» **Exercise inputs**:
____

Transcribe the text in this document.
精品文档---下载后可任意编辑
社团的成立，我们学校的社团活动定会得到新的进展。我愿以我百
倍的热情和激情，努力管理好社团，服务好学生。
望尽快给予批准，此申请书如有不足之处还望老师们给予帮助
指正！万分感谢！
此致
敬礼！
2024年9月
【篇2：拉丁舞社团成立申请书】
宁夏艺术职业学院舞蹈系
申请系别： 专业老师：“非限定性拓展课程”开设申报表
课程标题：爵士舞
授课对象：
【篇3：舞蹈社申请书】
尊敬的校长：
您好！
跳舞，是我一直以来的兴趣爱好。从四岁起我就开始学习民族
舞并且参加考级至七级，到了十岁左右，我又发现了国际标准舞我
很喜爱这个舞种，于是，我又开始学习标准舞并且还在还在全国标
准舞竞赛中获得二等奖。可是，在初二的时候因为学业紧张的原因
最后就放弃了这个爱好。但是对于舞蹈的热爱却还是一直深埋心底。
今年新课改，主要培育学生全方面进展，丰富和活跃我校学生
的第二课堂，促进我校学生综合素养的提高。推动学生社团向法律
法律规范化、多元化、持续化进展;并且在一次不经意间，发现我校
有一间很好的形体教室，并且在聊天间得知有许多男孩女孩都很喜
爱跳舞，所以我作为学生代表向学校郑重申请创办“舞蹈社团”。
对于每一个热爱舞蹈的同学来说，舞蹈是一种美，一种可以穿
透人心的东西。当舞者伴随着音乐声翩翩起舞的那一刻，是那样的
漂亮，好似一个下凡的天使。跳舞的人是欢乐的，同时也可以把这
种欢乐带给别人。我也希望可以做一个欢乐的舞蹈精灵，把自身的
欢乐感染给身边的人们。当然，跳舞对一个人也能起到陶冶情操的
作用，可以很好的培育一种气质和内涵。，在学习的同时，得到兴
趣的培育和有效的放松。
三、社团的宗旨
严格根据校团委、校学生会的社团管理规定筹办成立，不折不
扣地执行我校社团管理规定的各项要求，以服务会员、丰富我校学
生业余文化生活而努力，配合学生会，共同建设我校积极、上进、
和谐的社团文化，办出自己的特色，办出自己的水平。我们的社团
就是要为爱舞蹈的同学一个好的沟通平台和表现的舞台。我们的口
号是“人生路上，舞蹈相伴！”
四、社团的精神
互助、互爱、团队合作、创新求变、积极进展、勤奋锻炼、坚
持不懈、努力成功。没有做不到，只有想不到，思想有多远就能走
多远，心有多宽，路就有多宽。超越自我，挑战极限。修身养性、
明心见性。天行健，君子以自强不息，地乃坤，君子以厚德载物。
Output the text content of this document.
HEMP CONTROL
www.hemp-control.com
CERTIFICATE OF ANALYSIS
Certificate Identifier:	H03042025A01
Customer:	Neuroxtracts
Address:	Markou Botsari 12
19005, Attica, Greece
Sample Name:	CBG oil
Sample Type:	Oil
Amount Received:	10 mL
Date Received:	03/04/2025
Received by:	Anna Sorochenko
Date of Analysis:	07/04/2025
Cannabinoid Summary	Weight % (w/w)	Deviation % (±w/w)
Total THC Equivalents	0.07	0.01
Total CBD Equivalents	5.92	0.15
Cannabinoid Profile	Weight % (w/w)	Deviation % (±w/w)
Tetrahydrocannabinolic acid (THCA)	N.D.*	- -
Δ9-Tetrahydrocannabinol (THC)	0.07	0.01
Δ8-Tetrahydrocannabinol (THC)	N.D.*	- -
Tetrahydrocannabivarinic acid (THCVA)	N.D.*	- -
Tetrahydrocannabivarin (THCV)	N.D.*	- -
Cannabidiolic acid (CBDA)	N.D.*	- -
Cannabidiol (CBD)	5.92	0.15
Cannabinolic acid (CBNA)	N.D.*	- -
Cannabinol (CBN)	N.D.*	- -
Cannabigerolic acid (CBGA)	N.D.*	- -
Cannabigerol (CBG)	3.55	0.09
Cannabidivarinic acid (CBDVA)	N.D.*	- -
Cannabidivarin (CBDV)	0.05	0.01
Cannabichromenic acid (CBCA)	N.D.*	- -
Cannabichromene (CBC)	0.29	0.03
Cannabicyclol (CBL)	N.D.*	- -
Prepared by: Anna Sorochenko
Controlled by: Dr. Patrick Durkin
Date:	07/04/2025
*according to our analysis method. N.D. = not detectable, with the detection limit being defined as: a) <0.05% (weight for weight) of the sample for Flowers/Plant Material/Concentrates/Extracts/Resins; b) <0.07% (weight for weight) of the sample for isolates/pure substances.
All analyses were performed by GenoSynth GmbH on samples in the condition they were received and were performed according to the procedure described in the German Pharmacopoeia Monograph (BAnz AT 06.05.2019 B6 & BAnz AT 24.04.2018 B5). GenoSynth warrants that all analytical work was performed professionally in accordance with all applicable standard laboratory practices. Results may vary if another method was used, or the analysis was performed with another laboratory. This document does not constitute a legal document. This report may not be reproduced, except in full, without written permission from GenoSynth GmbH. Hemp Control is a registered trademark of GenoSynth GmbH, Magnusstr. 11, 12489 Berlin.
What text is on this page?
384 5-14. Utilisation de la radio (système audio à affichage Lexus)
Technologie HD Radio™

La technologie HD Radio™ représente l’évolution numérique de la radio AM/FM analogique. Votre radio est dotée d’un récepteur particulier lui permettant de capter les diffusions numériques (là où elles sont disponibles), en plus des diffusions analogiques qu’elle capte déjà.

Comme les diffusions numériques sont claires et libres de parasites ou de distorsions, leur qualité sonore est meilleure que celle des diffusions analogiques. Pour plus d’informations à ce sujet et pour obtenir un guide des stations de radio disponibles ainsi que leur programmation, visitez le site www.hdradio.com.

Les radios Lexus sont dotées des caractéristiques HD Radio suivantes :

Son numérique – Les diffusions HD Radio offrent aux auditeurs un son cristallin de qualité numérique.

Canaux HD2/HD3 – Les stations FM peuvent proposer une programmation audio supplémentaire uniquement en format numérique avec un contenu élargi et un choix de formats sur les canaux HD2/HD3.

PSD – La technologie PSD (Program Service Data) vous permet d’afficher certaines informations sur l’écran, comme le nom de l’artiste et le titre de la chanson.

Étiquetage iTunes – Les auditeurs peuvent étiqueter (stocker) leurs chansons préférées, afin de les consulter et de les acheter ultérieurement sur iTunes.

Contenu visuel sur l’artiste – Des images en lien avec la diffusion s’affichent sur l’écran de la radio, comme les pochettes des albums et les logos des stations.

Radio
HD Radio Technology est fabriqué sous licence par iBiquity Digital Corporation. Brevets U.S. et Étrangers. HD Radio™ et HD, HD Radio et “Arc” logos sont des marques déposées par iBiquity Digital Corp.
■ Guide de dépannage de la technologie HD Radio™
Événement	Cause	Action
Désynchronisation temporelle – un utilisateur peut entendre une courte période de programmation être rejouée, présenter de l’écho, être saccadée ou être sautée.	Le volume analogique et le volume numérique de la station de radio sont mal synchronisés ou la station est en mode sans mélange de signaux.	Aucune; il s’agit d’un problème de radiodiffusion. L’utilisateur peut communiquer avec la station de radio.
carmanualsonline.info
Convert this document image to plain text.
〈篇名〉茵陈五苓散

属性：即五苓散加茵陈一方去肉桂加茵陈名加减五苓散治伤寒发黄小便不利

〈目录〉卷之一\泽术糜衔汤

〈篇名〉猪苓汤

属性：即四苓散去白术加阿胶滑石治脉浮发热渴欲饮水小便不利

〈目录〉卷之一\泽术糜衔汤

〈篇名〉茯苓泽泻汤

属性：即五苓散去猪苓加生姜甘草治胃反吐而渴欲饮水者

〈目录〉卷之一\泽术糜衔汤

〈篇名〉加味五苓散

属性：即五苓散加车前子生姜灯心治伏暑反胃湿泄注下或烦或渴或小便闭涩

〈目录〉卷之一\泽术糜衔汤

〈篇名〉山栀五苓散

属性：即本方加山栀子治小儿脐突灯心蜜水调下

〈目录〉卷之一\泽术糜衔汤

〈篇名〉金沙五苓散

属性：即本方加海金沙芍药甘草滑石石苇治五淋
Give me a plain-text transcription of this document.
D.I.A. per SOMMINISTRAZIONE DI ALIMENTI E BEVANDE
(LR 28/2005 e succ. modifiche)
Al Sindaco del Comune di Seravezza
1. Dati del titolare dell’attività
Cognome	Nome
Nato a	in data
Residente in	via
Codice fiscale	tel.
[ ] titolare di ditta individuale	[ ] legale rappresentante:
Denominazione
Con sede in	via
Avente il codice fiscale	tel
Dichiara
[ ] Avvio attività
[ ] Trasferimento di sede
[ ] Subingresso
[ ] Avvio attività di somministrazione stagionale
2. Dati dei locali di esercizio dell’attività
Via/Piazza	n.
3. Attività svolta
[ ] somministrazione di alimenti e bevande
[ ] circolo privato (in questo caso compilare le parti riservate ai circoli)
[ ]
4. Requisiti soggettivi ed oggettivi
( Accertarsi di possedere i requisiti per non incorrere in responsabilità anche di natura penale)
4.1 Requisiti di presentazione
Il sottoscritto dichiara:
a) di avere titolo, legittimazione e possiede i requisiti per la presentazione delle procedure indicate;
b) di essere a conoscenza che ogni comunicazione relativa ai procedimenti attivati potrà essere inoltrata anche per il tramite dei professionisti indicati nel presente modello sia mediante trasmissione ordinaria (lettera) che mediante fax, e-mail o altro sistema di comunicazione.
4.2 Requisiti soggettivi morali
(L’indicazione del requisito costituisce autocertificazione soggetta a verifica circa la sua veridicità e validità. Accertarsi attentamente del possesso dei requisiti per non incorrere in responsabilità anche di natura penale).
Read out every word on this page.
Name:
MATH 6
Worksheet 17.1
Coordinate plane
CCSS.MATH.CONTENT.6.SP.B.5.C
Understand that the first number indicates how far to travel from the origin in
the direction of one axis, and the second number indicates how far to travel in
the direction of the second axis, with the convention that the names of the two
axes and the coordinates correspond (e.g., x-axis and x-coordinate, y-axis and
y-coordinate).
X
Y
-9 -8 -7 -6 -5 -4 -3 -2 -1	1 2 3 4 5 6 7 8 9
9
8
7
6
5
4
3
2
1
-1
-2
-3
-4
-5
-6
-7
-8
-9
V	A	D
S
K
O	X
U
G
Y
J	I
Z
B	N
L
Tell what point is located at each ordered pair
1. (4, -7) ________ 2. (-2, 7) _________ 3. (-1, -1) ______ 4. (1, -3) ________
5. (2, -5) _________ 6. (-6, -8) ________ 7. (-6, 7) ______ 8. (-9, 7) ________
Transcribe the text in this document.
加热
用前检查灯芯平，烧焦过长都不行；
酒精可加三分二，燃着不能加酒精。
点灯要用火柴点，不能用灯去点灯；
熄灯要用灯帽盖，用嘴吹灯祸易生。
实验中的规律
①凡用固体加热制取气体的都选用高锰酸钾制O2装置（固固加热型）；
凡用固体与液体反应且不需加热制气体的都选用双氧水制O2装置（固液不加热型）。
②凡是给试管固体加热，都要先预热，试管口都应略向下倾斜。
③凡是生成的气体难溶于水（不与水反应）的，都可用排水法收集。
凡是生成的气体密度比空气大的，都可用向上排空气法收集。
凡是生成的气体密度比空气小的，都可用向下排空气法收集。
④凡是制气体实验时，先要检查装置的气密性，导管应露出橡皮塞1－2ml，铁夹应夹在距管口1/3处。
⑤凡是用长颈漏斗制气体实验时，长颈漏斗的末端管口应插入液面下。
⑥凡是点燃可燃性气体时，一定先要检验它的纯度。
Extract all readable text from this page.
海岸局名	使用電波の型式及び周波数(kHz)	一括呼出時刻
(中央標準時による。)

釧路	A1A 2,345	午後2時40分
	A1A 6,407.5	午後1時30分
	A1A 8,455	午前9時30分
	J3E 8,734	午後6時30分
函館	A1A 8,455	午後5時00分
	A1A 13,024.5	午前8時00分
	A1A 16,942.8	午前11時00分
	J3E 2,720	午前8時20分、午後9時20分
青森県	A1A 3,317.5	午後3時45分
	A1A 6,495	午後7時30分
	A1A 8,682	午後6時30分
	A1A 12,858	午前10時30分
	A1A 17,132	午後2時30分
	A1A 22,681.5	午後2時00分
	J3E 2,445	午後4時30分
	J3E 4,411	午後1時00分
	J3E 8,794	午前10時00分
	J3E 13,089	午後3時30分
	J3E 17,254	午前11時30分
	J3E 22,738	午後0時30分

____

» **Aim**: Every line from the one containing "Extract all readable text from this page." through the end of the data must be repeated exactly, and no other line.

» **Correct response**:
Extract all readable text from this page.
海岸局名	使用電波の型式及び周波数(kHz)	一括呼出時刻
(中央標準時による。)

釧路	A1A 2,345	午後2時40分
	A1A 6,407.5	午後1時30分
	A1A 8,455	午前9時30分
	J3E 8,734	午後6時30分
函館	A1A 8,455	午後5時00分
	A1A 13,024.5	午前8時00分
	A1A 16,942.8	午前11時00分
	J3E 2,720	午前8時20分、午後9時20分
青森県	A1A 3,317.5	午後3時45分
	A1A 6,495	午後7時30分
	A1A 8,682	午後6時30分
	A1A 12,858	午前10時30分
	A1A 17,132	午後2時30分
	A1A 22,681.5	午後2時00分
	J3E 2,445	午後4時30分
	J3E 4,411	午後1時00分
	J3E 8,794	午前10時00分
	J3E 13,089	午後3時30分
	J3E 17,254	午前11時30分
	J3E 22,738	午後0時30分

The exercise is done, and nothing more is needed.